** BEGIN **

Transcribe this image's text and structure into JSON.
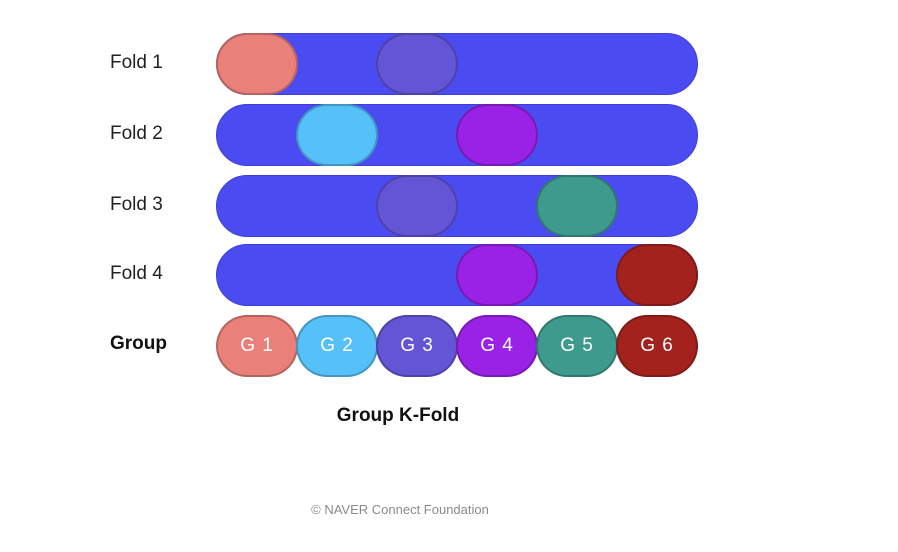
{
  "diagram": {
    "title": "Group K-Fold",
    "footer": "©  NAVER Connect Foundation",
    "group_row_label": "Group",
    "track_color": "#4b4bf2",
    "groups": [
      {
        "label": "G 1",
        "color": "#e9807a"
      },
      {
        "label": "G 2",
        "color": "#56c0f8"
      },
      {
        "label": "G 3",
        "color": "#6455d6"
      },
      {
        "label": "G 4",
        "color": "#9a22e6"
      },
      {
        "label": "G 5",
        "color": "#3f9a8e"
      },
      {
        "label": "G 6",
        "color": "#a3221e"
      }
    ],
    "folds": [
      {
        "label": "Fold 1",
        "highlighted_groups": [
          1,
          3
        ]
      },
      {
        "label": "Fold 2",
        "highlighted_groups": [
          2,
          4
        ]
      },
      {
        "label": "Fold 3",
        "highlighted_groups": [
          3,
          5
        ]
      },
      {
        "label": "Fold 4",
        "highlighted_groups": [
          4,
          6
        ]
      }
    ]
  }
}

** END **

Skip the pictures and transcribe the rest of the records exactly.

Transcribe this image's text and structure into JSON.
{
  "diagram": {
    "title": "Group K-Fold",
    "footer": "©  NAVER Connect Foundation",
    "group_row_label": "Group",
    "track_color": "#4b4bf2",
    "groups": [
      {
        "label": "G 1",
        "color": "#e9807a"
      },
      {
        "label": "G 2",
        "color": "#56c0f8"
      },
      {
        "label": "G 3",
        "color": "#6455d6"
      },
      {
        "label": "G 4",
        "color": "#9a22e6"
      },
      {
        "label": "G 5",
        "color": "#3f9a8e"
      },
      {
        "label": "G 6",
        "color": "#a3221e"
      }
    ],
    "folds": [
      {
        "label": "Fold 1",
        "highlighted_groups": [
          1,
          3
        ]
      },
      {
        "label": "Fold 2",
        "highlighted_groups": [
          2,
          4
        ]
      },
      {
        "label": "Fold 3",
        "highlighted_groups": [
          3,
          5
        ]
      },
      {
        "label": "Fold 4",
        "highlighted_groups": [
          4,
          6
        ]
      }
    ]
  }
}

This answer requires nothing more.